#### Data entries ####

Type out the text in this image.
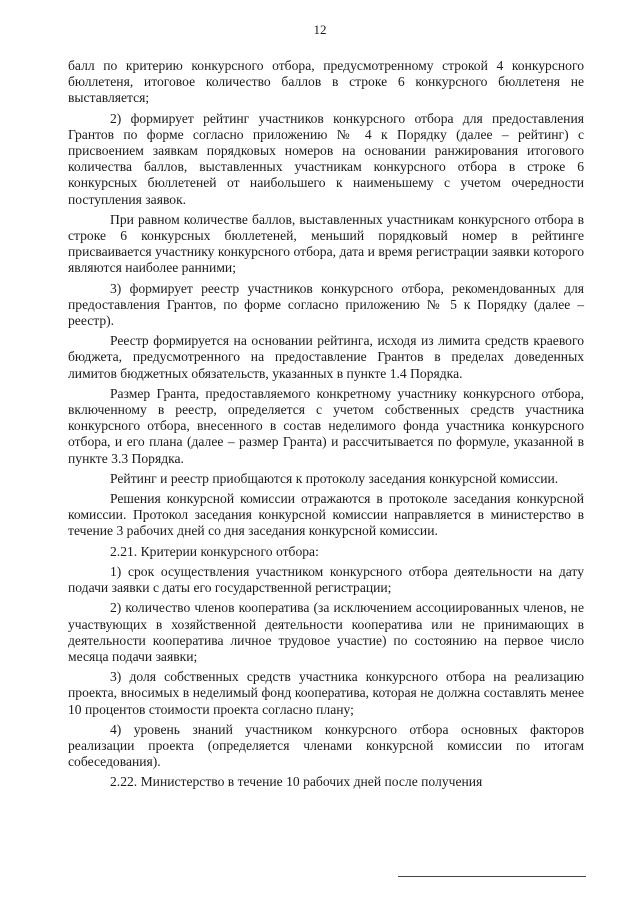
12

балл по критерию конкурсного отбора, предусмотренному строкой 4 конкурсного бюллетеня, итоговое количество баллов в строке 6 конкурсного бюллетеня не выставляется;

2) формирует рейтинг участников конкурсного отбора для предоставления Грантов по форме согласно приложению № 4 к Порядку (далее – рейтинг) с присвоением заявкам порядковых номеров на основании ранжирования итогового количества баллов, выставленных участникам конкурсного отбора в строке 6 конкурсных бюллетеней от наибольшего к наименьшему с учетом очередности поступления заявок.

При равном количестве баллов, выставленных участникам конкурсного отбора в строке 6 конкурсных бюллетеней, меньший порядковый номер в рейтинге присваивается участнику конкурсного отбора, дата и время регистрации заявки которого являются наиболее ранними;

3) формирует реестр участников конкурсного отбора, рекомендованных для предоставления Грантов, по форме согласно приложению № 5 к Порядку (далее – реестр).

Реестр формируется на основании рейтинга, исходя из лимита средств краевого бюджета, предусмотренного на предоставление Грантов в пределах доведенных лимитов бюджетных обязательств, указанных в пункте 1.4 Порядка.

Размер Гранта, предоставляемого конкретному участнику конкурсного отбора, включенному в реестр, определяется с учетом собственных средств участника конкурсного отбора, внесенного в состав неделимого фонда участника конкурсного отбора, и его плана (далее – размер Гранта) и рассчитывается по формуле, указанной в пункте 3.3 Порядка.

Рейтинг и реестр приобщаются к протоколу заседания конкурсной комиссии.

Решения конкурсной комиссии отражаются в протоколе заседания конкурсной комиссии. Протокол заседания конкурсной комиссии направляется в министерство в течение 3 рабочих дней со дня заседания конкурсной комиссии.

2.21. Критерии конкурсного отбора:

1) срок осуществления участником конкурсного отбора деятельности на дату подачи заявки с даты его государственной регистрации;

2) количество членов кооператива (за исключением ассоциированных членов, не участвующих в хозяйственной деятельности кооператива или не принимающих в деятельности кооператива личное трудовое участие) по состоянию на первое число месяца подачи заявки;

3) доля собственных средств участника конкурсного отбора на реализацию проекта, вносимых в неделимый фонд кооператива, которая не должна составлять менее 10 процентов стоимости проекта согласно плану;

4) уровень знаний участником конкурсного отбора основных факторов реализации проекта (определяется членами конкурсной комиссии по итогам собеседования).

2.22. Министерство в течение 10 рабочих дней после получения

####
#### Data entries ####

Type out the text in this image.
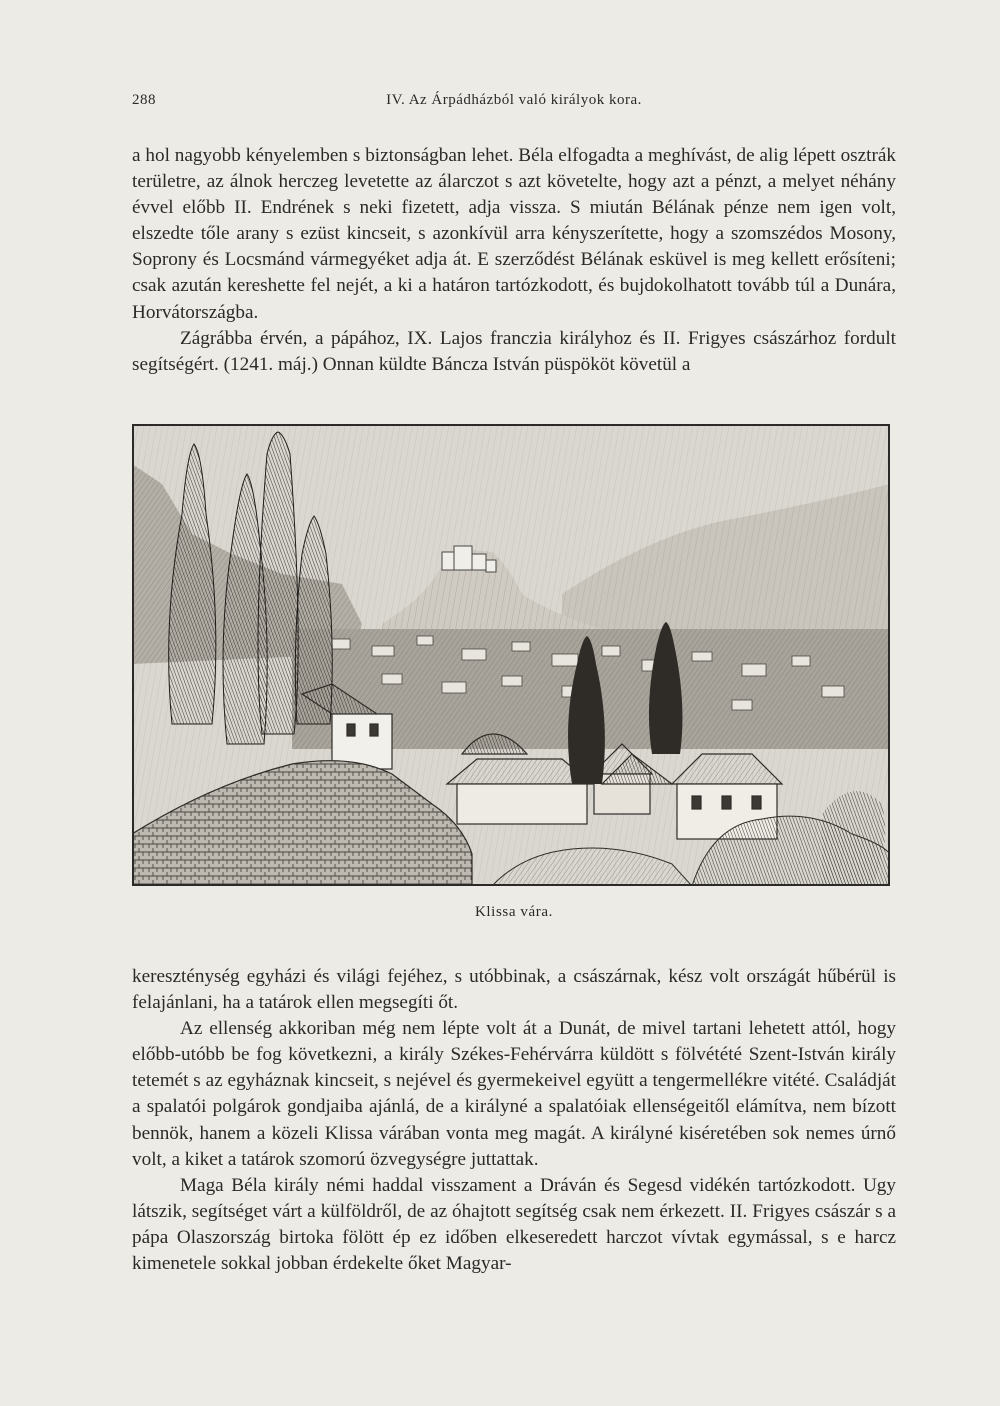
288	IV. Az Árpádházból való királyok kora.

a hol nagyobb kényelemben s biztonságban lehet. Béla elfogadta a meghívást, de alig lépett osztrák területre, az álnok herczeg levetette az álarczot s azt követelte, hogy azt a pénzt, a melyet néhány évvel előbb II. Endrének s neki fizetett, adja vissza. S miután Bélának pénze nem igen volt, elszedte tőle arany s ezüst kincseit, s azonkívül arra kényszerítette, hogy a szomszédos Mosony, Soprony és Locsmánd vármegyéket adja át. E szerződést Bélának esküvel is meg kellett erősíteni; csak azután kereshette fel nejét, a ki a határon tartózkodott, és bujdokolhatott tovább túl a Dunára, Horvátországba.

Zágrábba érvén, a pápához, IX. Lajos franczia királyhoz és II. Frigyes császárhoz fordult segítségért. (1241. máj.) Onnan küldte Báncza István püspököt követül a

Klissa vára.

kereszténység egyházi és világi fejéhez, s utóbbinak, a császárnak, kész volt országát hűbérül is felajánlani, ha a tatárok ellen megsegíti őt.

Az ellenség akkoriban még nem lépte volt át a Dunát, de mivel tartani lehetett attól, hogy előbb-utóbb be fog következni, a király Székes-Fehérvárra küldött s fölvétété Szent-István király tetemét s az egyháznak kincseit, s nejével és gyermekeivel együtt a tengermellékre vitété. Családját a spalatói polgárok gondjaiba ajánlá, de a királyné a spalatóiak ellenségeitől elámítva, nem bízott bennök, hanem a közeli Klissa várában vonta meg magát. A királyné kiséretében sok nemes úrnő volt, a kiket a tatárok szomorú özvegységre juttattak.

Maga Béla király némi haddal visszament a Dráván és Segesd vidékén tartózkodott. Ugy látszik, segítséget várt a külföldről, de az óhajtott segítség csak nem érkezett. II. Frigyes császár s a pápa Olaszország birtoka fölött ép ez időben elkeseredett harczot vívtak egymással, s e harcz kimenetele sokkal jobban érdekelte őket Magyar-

####

## Goal:
Locate the word "рабочих" in the records above, and return each line that has it.

## Answer to the exercise:
Решения конкурсной комиссии отражаются в протоколе заседания конкурсной комиссии. Протокол заседания конкурсной комиссии направляется в министерство в течение 3 рабочих дней со дня заседания конкурсной комиссии.
2.22. Министерство в течение 10 рабочих дней после получения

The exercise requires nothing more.